The de-reverberation control device 200 of sound producing equipment is set in the sound producing equipment. The sound producing equipment includes, but is not limited to intelligent portable terminals and intelligence household electrical appliances. The intelligent portable terminals at least include a smart watch, a smart phone or a smart speaker. The intelligence household electrical appliances at least include a smart television, a smart air-conditioner or a smart recharge socket.

The specific working mode of each unit in the embodiment of the device can refer to the related content of the embodiment of the disclosure, so it will not be repeated here.

For example, the voice collector may be a microphone or a microphone array. The factor acquiring unit may be implemented in a range finder such as an infrared range finder and a laser range finder; a direction finder such as a radio direction finder; and a processor. The de-reverberation performing unit and the command executing unit may be implemented in a processor. The device may further include a transceiver arranged to transmit/receive a signal.

From the above, by means of the technical solutions of the disclosure, when the voice enhancement mode is adjusted based on the relative position of the user with respect to the equipment, the user's voice can be enhanced or protected better while the de-reverberation is performed, and the voice recognition accuracy can be improved. When the de-reverberation is performed based on the acoustic parameters associated with the user and the equipment, different voice enhancement modes can be adopted according to the change of acoustics environments indicated by the acoustic parameters to ensure an appropriate de-reverberation degree, thereby solving the problem of large reverberation residue or attenuated user's voice in the current solution, and achieving higher recognition accuracy. It can be understood that when the de-reverberation is performed based on both user information and environment information, the voice recognition accuracy can be further improved.

**********

__Required work__
1 – Answer these questions about the text on de-reverberation control:
(a) Which intelligent portable terminals does it name?
(b) Which two kinds of range finder does it give for implementing the factor acquiring unit?
(c) Which two units does it say may be implemented in a processor?
2 – Pick up the text on de-reverberation control after its final sentence and keep writing it.

__Listings of boxed layout items__
**********

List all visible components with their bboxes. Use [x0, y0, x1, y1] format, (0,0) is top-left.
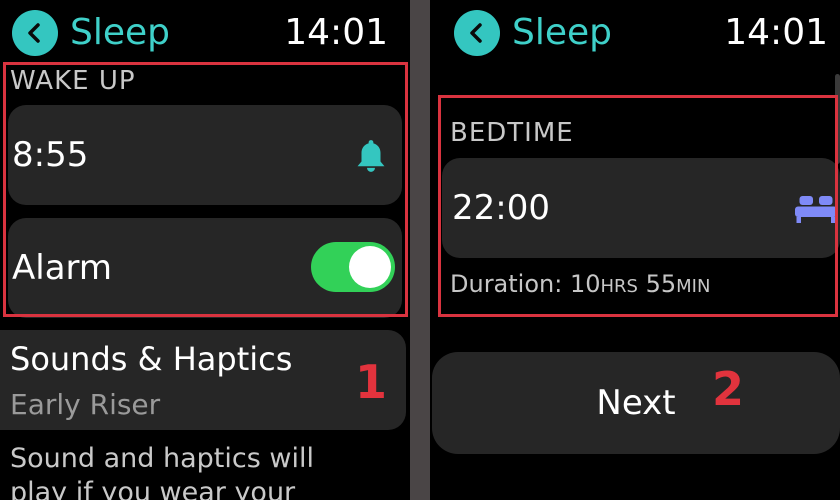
- clock-time: 14:01: [284, 12, 388, 53]
- highlight-box-wake-up: [3, 62, 408, 317]
- sounds-haptics-title: Sounds & Haptics: [10, 340, 293, 378]
- header: Sleep 14:01: [0, 0, 410, 66]
- sounds-haptics-value: Early Riser: [10, 388, 161, 421]
- step-number-2: 2: [712, 362, 745, 416]
- sounds-description: Sound and haptics will play if you wear …: [10, 443, 314, 500]
- wake-up-screen: Sleep 14:01 WAKE UP 8:55 Alarm Sounds & …: [0, 0, 410, 500]
- back-chevron-icon: [470, 23, 482, 43]
- back-chevron-icon: [28, 23, 40, 43]
- header: Sleep 14:01: [430, 0, 840, 66]
- step-number-1: 1: [355, 355, 388, 409]
- next-button[interactable]: Next: [432, 352, 840, 454]
- clock-time: 14:01: [724, 12, 828, 53]
- back-button[interactable]: [454, 10, 500, 56]
- back-button[interactable]: [12, 10, 58, 56]
- panel-divider: [410, 0, 430, 500]
- bedtime-screen: Sleep 14:01 BEDTIME 22:00 Duration: 10HR…: [430, 0, 840, 500]
- screen-title: Sleep: [512, 12, 613, 53]
- screen-title: Sleep: [70, 12, 171, 53]
- highlight-box-bedtime: [438, 95, 838, 317]
- sounds-haptics-row[interactable]: Sounds & Haptics Early Riser: [0, 330, 406, 430]
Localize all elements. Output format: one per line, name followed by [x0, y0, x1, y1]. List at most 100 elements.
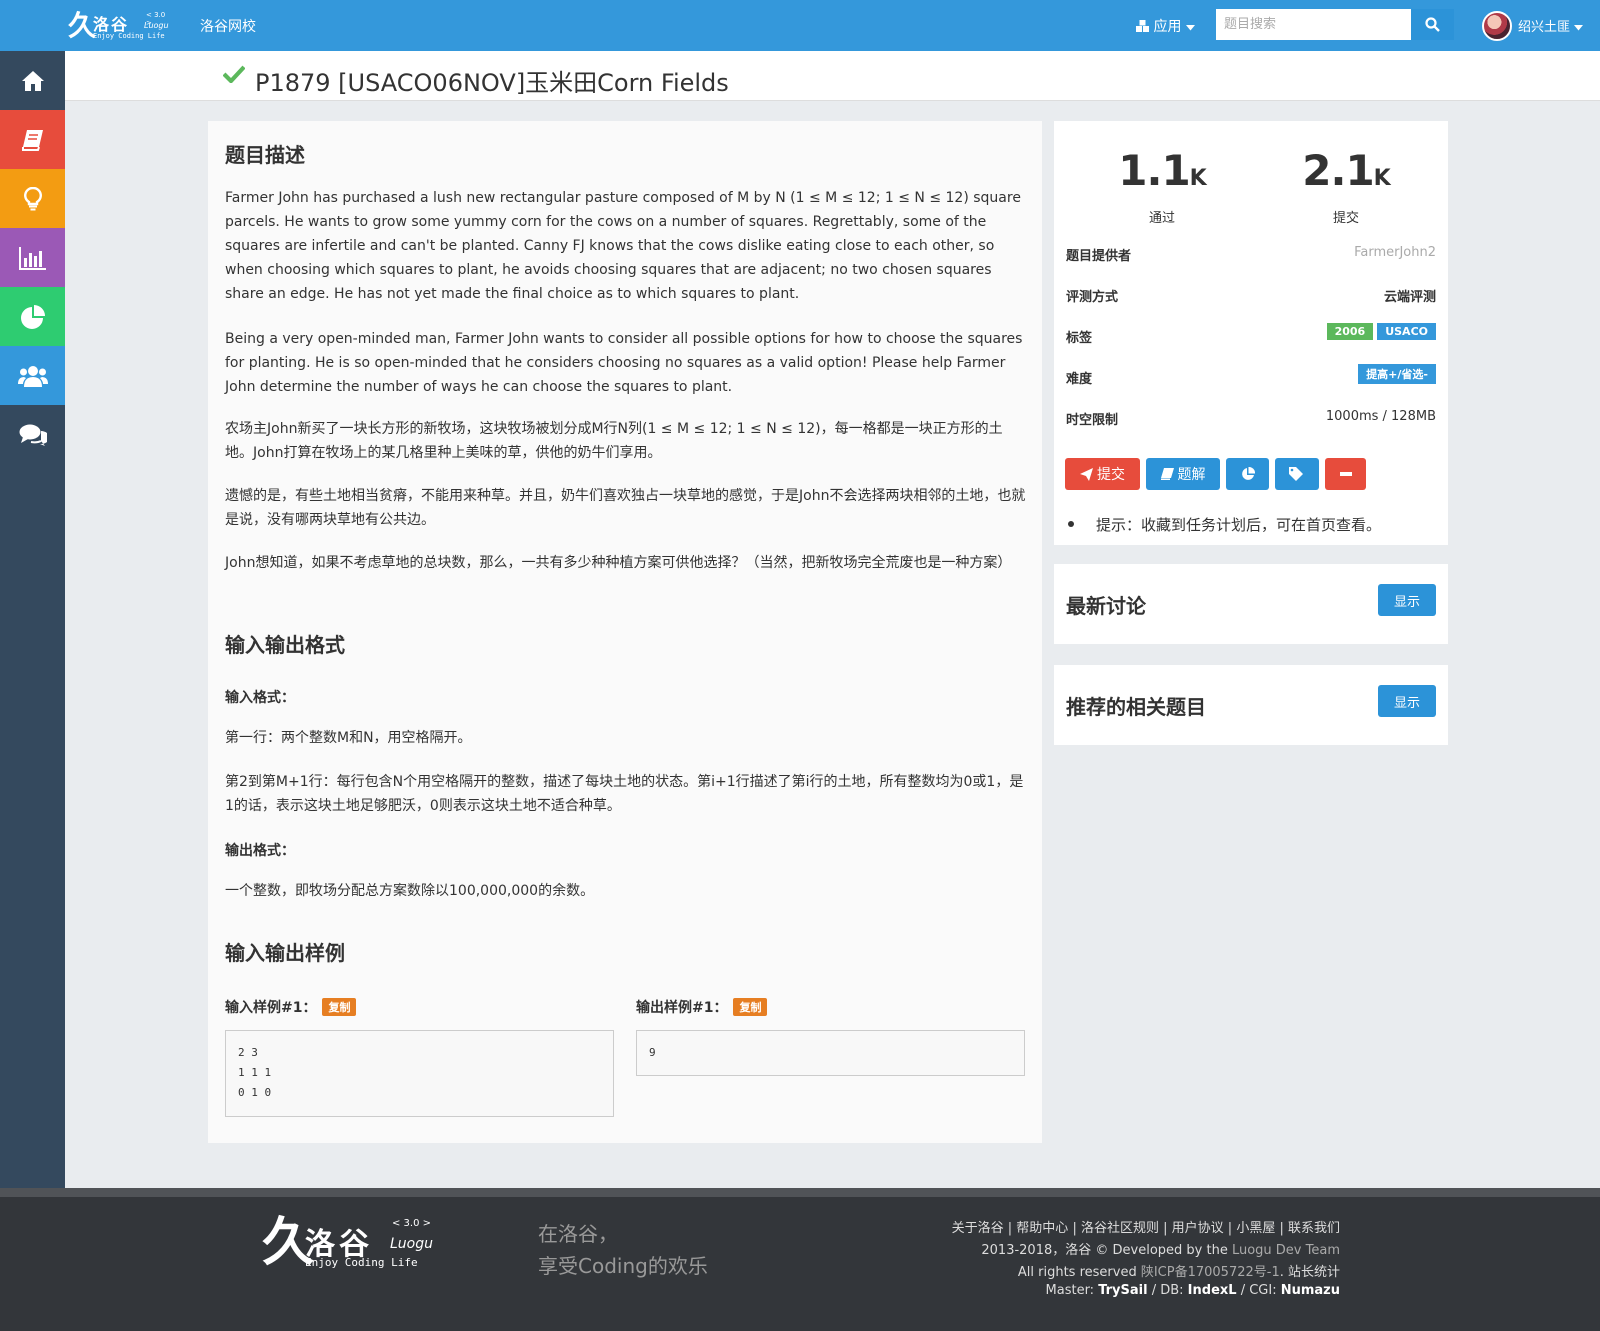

**********

__The results__
1 –
(a) A smart watch, a smart phone or a smart speaker.
(b) An infrared range finder and a laser range finder.
(c) The de-reverberation performing unit and the command executing unit.

2 –
Those ordinary skilled in the art can understand that all or a part of steps of the above embodiments can be performed by using a computer program flow. The computer program can be stored in a computer readable storage medium. The computer program, when executed on corresponding hardware platforms (such as system, installation, equipment and device) performs one of or a combination of the steps in the method.

Optionally, all or a part of steps of the above embodiments can also be performed by using an integrated circuit. These steps may be respectively made into integrated circuit modules. Alternatively, multiple modules or steps may be made into a single integrated circuit module.

The devices/function modules/function units in the above embodiment can be realized by using a general computing device. The devices/function modules/function units can be either integrated on a single computing device, or distributed on a network composed of multiple computing devices.

When the devices/function modules/function units in the above embodiment are realized in form of software function module and sold or used as an independent product, they can be stored in a computer-readable storage medium. The computer-readable storage medium may be an ROM, a magnetic disk or a compact disk.

The above is only the preferred embodiment of the disclosure and not intended to limit the disclosure. Any modifications, equivalent replacements, improvements and the like within the spirit and principle of the disclosure shall fall within the scope of protection of the disclosure.

Claims

1. A de-reverberation control method of a piece of sound producing equipment, the method comprising:

collecting a voice signal from a user in real time when the equipment performs audio playing;
acquiring a relative position of the user with respect to the equipment and acoustic parameters of a room environment in which the user and the equipment are located;
according to one or more of the relative position and the acoustic parameters, selecting one or more corresponding microphones in the equipment, and calling a corresponding voice enhancement mode to perform de-reverberation of the collected voice signal from the selected one or more corresponding microphones;
acquiring a voice command word from the de-reverberated voice signal and controlling the equipment to perform a function corresponding to the voice command, as a response to the user.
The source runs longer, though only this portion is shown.